— SOURCE DATA —
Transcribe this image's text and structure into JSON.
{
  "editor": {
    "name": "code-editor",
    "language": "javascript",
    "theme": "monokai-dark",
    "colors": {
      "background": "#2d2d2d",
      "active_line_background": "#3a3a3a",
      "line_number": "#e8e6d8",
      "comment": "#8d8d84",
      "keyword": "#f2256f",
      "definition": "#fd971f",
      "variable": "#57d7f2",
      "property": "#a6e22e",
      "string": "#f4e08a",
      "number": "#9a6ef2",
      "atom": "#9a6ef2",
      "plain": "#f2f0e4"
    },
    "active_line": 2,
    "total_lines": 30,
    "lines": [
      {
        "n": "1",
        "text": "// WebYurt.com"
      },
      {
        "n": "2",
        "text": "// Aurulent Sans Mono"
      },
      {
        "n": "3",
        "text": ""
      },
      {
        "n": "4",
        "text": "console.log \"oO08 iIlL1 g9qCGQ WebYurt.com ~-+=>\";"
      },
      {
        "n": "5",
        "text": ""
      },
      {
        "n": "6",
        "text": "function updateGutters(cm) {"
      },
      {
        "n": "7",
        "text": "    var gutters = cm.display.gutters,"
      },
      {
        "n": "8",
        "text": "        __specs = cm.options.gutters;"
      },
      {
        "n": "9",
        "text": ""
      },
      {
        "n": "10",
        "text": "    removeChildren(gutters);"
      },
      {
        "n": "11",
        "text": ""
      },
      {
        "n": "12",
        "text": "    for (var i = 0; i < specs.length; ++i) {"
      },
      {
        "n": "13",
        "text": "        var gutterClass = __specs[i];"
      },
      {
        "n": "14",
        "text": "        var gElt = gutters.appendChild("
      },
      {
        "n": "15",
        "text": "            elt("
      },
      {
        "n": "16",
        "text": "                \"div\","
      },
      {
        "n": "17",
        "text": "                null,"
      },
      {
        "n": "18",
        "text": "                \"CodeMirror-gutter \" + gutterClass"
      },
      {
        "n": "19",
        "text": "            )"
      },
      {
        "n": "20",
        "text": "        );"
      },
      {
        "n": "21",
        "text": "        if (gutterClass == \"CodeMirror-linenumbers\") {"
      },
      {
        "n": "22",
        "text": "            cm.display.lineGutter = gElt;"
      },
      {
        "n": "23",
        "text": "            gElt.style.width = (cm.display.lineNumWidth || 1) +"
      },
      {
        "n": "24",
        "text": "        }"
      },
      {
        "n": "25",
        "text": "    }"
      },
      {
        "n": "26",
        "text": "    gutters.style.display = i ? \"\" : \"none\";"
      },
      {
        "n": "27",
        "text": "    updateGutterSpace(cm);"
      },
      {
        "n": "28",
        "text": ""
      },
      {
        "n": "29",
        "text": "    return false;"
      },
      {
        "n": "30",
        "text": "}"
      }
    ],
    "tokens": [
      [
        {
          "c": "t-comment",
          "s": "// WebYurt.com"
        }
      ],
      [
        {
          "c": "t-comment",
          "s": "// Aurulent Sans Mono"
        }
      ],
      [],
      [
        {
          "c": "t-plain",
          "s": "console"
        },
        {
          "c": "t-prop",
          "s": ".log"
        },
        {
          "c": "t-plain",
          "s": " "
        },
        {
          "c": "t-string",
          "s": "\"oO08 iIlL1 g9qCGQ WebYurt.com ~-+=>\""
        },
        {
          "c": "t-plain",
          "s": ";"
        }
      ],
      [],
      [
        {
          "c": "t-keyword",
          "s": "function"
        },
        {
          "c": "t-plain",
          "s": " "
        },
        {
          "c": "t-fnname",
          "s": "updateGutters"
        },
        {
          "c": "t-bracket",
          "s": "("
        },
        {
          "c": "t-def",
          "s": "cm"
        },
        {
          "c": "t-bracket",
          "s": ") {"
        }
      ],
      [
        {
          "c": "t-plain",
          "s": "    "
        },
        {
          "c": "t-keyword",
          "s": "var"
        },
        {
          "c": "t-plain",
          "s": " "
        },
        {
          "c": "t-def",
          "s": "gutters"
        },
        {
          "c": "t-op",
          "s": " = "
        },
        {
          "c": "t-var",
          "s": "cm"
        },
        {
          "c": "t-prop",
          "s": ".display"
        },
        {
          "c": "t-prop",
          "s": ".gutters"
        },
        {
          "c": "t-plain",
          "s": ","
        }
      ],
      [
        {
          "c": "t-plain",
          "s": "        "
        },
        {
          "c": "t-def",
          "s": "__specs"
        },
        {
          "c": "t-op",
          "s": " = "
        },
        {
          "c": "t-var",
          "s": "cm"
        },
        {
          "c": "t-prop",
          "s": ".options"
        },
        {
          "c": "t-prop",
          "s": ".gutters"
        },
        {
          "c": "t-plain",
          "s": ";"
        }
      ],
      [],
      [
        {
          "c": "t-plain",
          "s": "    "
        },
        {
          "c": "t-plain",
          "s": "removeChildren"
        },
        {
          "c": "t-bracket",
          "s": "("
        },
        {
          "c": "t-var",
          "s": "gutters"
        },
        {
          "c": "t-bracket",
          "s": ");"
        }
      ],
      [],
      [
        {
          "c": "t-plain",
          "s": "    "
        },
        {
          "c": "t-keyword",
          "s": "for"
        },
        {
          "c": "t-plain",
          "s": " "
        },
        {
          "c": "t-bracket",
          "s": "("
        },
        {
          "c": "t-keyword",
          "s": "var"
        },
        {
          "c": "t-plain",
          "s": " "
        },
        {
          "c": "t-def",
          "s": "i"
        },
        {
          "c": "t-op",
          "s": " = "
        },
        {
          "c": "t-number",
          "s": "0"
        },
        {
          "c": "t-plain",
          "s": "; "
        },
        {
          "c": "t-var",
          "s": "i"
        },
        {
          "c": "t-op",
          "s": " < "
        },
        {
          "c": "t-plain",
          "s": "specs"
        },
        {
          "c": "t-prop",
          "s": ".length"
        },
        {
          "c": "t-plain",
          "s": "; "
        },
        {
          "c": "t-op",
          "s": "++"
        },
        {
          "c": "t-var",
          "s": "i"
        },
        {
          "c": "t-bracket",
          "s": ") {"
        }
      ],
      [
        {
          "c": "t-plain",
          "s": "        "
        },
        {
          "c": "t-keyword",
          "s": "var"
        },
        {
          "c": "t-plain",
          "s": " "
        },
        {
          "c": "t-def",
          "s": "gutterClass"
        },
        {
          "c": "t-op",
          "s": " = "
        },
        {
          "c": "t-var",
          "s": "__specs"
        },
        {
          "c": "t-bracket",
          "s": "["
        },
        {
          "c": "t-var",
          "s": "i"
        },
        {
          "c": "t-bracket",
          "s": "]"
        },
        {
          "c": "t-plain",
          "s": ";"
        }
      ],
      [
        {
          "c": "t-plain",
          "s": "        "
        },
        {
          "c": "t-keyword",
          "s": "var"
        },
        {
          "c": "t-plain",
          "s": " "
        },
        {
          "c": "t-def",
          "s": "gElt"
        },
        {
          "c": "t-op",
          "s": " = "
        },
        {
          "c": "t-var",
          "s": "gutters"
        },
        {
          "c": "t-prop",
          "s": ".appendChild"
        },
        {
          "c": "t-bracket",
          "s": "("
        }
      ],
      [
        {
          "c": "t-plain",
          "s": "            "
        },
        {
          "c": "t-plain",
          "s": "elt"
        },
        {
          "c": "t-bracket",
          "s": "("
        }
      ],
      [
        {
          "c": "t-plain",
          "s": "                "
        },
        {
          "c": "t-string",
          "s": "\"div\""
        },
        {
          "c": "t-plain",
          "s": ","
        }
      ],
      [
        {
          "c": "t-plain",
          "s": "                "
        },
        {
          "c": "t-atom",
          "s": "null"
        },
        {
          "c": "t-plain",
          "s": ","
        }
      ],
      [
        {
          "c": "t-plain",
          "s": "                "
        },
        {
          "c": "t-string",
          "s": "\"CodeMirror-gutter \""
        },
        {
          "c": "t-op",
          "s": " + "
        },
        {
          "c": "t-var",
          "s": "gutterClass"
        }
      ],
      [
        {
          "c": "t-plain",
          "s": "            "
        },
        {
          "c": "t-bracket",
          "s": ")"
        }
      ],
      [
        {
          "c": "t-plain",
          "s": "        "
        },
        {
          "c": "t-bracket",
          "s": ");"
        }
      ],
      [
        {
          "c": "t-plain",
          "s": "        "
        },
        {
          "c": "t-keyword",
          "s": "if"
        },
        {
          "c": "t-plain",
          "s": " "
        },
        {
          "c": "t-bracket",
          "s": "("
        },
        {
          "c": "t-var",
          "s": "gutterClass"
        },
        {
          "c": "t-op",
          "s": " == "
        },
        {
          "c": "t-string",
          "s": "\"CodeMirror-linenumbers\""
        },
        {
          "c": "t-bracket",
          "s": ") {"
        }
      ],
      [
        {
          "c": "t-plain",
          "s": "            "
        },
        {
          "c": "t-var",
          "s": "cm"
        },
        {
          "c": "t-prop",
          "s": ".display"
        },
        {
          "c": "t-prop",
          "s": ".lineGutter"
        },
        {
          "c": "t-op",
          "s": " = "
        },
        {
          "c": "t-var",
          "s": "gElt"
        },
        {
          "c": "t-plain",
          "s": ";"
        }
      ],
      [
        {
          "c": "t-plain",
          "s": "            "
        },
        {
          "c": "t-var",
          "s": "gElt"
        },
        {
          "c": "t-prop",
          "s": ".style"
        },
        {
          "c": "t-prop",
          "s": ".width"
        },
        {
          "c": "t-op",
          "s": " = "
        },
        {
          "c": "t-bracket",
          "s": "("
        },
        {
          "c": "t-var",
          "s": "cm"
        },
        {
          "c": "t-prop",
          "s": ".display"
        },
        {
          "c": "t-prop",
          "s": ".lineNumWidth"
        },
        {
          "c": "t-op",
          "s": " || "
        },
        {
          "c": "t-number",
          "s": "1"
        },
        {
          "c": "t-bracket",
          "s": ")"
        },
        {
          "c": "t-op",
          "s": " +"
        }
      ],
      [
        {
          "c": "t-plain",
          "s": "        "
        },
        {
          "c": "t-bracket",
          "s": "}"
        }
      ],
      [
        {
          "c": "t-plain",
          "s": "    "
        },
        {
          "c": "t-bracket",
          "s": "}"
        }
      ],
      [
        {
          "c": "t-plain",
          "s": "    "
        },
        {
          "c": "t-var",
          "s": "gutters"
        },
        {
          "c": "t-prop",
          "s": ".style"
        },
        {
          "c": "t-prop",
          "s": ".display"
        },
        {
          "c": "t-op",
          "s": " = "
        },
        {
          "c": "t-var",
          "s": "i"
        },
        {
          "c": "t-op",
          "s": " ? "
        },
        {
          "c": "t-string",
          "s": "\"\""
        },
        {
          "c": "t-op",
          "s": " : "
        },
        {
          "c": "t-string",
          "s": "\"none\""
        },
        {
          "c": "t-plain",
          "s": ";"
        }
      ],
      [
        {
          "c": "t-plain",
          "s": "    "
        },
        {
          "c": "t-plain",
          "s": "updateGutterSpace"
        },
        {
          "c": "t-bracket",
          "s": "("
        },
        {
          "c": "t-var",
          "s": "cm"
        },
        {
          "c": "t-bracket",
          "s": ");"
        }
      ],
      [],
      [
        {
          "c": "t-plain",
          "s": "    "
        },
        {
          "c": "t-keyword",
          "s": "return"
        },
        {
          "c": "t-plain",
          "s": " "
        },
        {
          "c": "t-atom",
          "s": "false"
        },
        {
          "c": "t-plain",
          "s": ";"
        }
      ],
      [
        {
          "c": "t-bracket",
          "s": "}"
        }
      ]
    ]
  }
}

— AIM OF THE EXERCISE —
Using the listing above, gather each line that holds the string "function" and copy it.

— SOLUTION —
        "text": "function updateGutters(cm) {"
          "s": "function"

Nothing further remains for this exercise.